• **Record excerpts**
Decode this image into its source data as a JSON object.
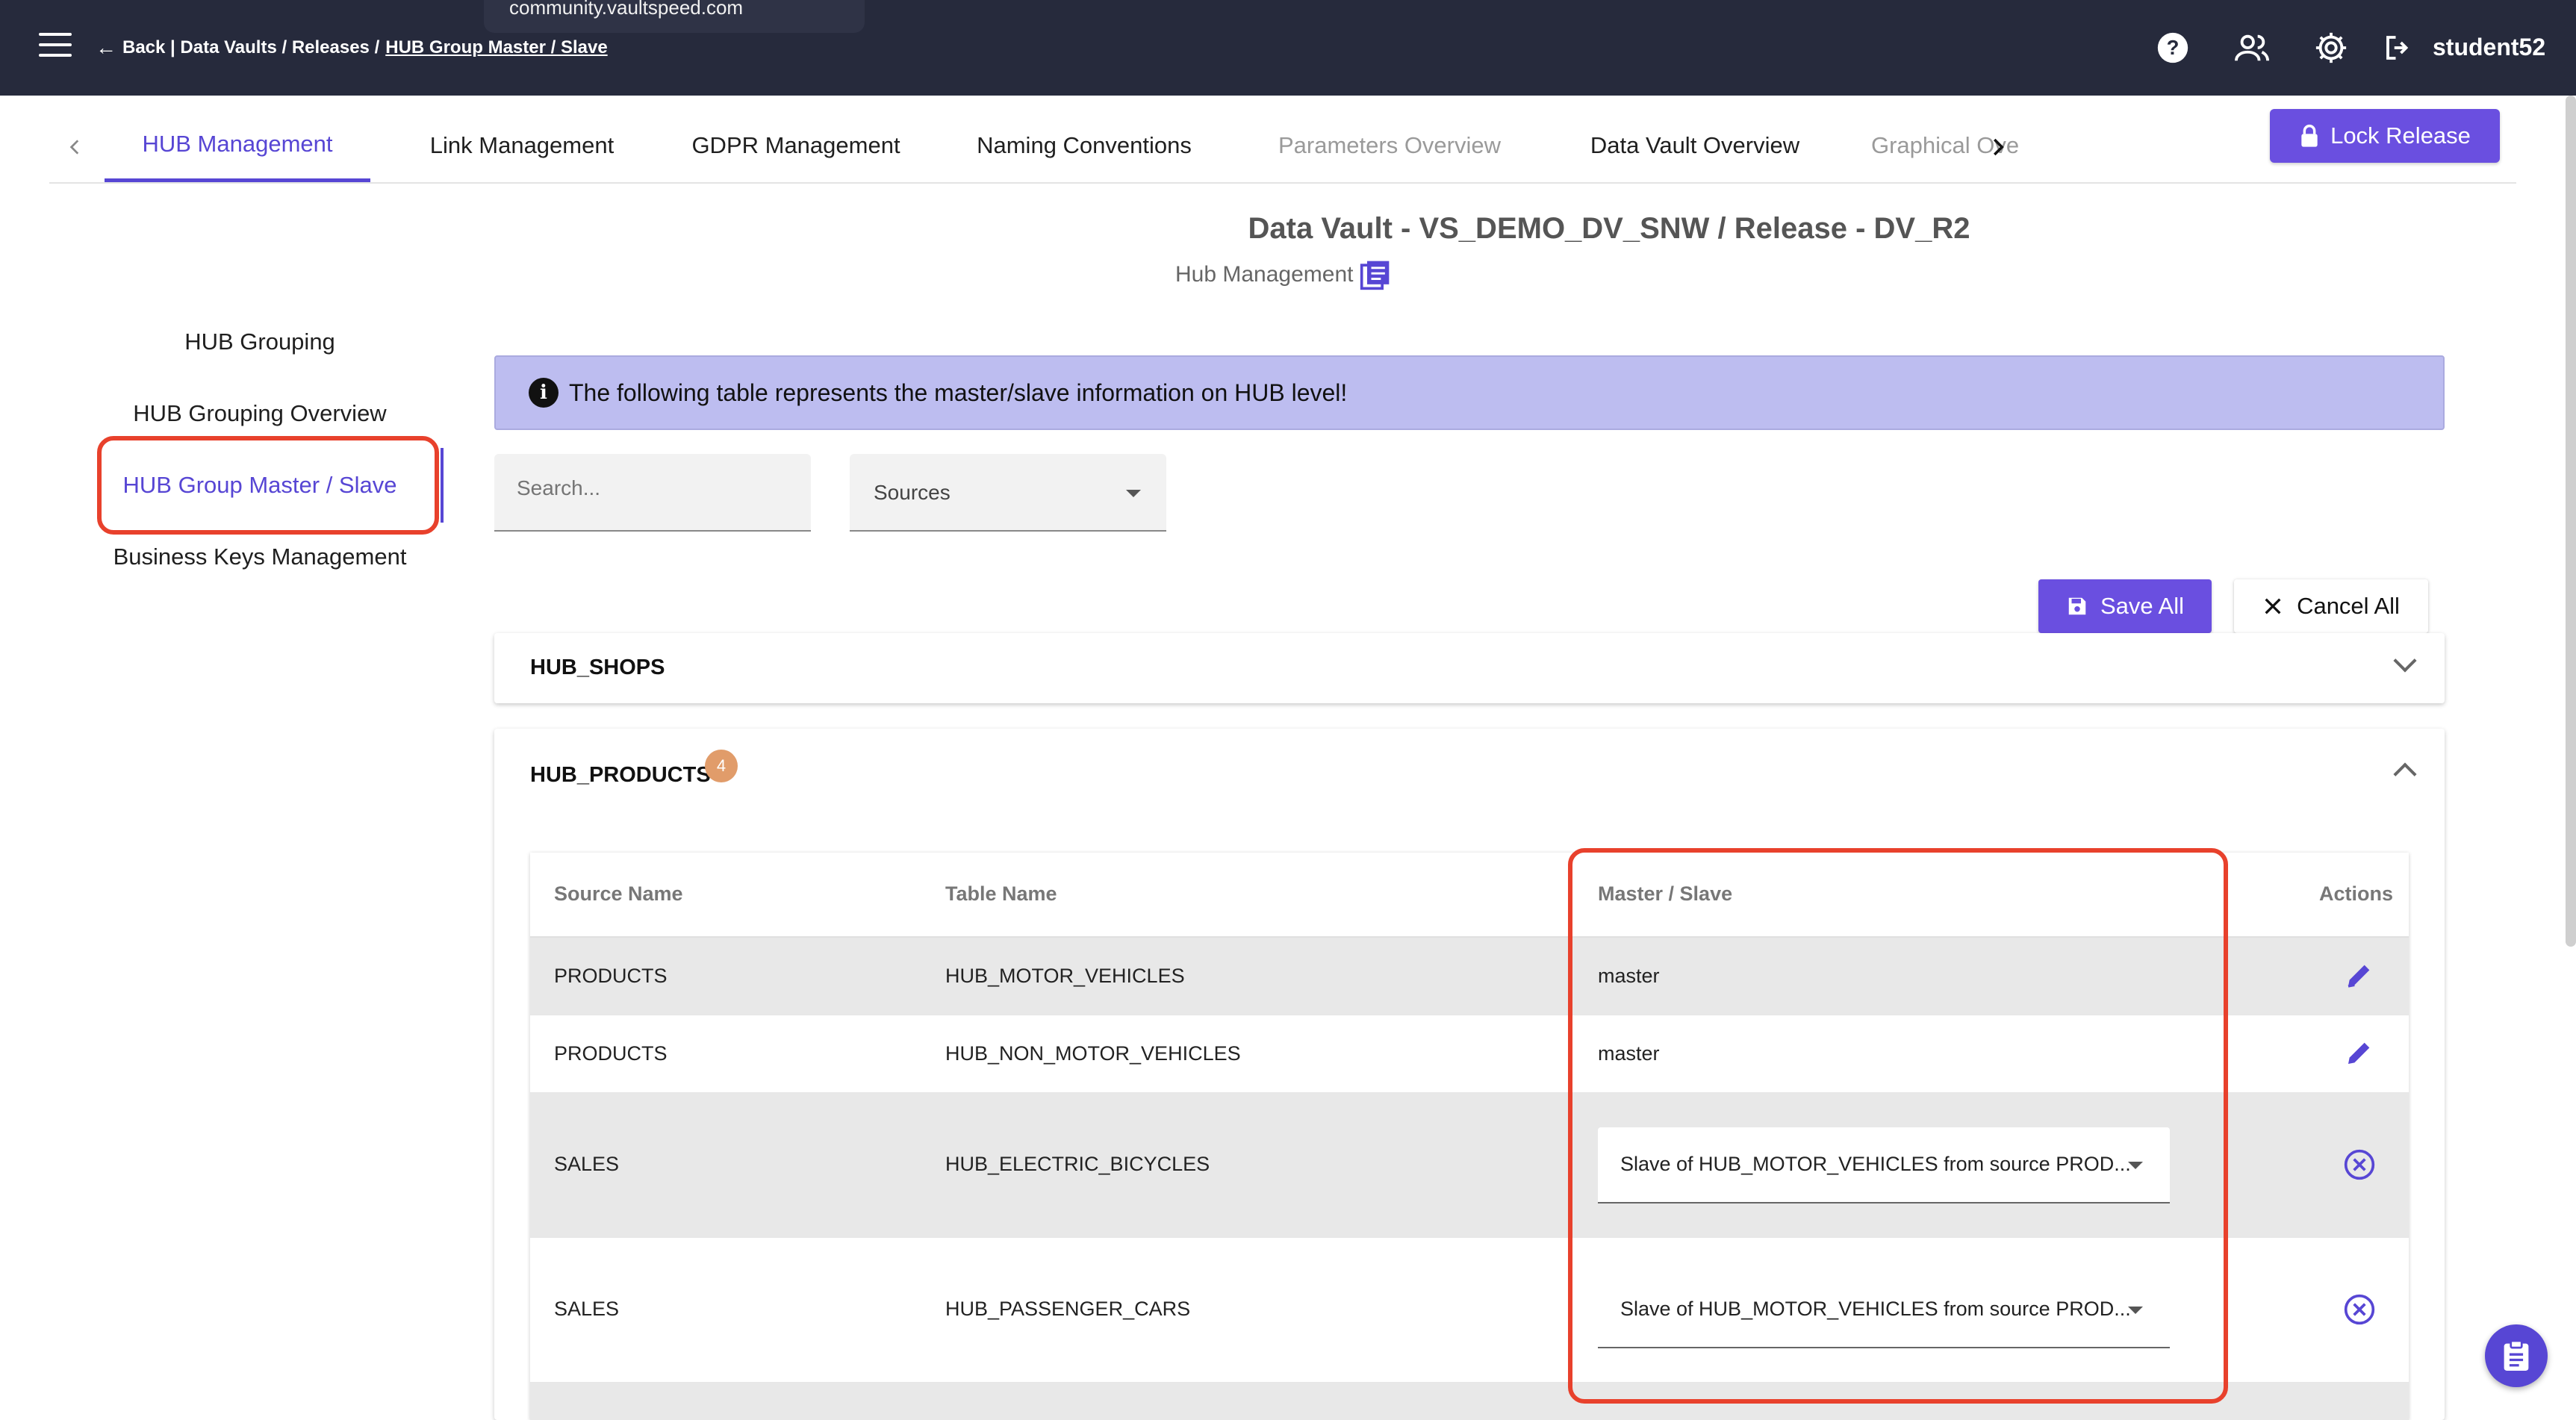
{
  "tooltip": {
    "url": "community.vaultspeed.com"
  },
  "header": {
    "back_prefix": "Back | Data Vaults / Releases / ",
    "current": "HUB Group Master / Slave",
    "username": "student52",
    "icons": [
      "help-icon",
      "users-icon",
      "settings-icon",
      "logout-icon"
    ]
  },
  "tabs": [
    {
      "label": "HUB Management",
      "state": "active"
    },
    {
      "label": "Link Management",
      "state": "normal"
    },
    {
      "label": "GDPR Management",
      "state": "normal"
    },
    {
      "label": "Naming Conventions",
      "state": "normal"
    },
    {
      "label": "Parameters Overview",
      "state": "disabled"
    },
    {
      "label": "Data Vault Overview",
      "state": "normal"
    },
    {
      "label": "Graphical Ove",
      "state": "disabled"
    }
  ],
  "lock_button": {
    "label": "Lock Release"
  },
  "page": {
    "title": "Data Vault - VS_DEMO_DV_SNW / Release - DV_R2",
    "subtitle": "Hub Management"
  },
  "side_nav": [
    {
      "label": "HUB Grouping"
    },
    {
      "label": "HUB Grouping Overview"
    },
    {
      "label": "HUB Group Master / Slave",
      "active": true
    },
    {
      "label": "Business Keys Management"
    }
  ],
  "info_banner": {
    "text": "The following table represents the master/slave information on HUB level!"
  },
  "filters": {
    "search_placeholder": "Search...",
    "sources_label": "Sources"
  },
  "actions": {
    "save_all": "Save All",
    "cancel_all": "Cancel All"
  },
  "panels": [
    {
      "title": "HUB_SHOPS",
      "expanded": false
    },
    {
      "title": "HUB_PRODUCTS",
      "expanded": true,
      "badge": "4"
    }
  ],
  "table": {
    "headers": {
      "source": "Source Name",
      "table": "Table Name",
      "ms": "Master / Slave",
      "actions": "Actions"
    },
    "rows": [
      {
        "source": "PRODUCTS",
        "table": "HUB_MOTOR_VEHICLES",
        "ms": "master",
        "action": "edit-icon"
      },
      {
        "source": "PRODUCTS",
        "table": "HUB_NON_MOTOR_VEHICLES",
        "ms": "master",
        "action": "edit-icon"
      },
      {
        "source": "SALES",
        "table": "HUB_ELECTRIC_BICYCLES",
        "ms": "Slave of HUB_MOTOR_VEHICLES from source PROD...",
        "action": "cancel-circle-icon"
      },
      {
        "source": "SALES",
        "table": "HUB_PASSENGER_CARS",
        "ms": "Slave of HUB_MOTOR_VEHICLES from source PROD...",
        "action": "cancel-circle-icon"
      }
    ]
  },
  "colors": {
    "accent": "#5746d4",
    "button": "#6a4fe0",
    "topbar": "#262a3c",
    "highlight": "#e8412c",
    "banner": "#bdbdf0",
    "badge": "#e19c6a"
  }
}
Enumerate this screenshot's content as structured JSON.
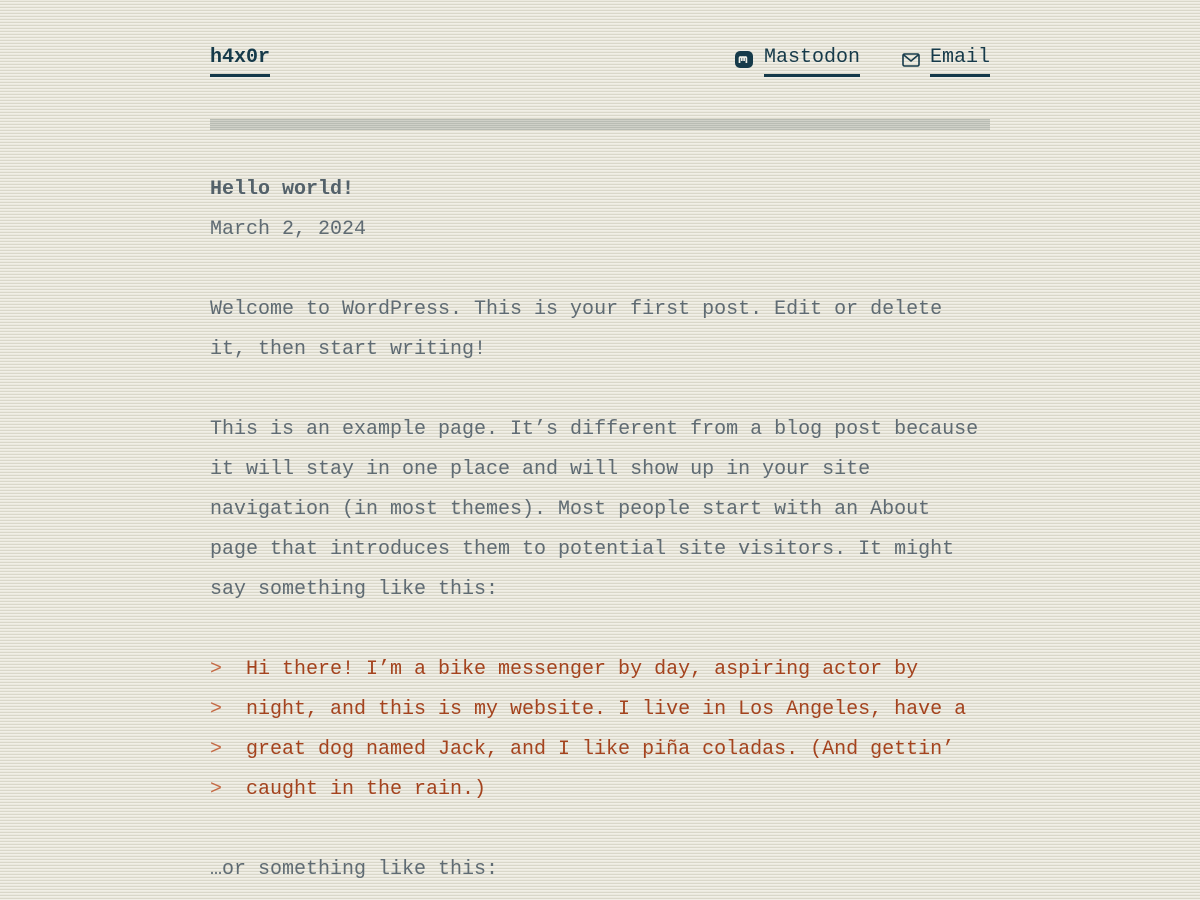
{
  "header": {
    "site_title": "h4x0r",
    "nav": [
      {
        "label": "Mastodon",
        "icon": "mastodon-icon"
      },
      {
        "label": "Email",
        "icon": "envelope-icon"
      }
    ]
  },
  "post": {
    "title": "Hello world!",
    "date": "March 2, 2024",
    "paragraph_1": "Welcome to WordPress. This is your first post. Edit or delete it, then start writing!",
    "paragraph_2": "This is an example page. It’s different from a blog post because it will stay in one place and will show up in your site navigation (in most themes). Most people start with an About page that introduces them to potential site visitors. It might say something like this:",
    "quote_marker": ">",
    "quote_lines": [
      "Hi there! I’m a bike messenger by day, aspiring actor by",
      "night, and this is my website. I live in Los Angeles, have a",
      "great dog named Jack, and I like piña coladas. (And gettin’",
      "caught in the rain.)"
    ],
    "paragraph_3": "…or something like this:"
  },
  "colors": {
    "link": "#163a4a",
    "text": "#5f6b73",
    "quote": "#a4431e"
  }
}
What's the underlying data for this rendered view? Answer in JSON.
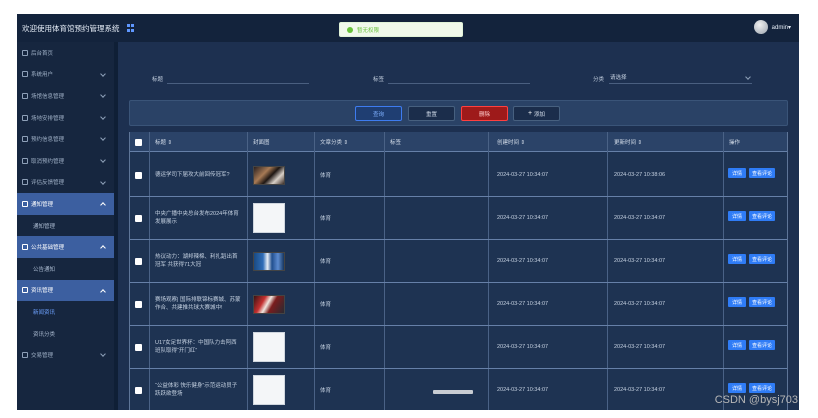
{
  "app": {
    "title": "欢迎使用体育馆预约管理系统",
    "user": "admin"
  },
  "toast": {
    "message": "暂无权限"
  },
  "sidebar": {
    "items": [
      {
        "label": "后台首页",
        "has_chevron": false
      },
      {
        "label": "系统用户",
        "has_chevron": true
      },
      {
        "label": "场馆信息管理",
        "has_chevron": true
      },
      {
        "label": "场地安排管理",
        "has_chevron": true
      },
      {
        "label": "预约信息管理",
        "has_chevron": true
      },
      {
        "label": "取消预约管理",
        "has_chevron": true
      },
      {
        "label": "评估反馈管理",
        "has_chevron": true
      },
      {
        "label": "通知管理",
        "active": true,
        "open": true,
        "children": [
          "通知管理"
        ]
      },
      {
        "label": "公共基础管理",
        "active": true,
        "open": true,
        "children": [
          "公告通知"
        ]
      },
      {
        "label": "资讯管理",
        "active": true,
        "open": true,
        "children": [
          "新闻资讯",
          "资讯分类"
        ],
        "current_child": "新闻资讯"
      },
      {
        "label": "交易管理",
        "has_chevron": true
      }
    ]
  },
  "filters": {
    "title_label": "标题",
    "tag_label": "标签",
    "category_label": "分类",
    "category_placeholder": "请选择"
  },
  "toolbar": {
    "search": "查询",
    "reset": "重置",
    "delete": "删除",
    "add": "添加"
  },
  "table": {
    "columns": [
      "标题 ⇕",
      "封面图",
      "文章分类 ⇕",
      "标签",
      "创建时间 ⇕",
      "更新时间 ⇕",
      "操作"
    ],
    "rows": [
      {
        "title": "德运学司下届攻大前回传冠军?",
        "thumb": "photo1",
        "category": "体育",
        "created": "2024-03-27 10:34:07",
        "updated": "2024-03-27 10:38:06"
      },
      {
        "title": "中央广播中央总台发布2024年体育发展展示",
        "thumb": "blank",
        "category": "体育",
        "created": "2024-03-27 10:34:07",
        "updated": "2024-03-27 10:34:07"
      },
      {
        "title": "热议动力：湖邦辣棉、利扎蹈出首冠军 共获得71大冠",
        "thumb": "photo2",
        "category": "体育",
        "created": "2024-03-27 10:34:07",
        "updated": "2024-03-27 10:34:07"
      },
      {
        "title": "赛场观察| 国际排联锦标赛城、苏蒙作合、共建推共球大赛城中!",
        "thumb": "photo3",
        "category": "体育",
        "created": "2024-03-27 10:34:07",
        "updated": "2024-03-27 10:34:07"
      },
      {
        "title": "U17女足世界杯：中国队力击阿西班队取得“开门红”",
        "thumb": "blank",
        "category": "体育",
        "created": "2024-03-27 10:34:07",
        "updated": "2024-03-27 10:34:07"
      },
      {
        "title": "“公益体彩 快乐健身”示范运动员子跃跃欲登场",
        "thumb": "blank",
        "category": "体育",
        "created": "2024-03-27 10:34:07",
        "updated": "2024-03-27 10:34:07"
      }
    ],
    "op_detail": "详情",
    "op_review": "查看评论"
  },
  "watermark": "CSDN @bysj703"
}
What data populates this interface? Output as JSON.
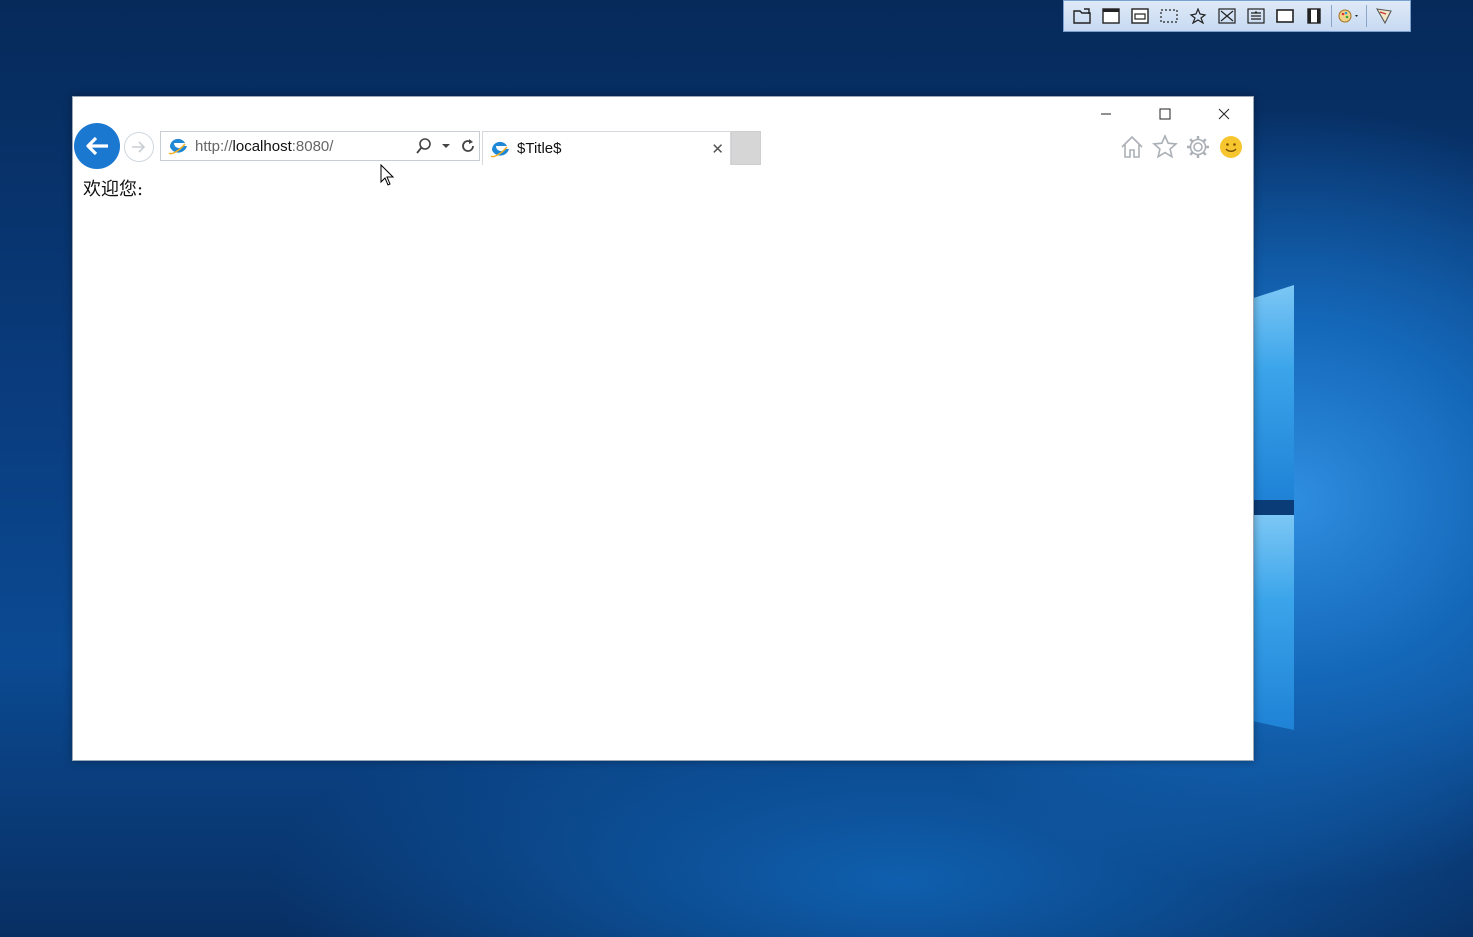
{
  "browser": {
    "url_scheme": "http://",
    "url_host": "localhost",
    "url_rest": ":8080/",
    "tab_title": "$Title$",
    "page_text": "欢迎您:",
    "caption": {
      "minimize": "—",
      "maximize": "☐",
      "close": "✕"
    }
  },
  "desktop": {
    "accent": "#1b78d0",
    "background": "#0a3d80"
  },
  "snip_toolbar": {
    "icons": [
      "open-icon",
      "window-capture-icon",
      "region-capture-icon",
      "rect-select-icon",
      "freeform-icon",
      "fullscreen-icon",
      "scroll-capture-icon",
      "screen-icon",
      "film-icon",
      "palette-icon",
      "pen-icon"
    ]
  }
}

• **Work to do**
Tally how many lines in the material above hold the word "Overview". Write only that number.

• **Complete response**
3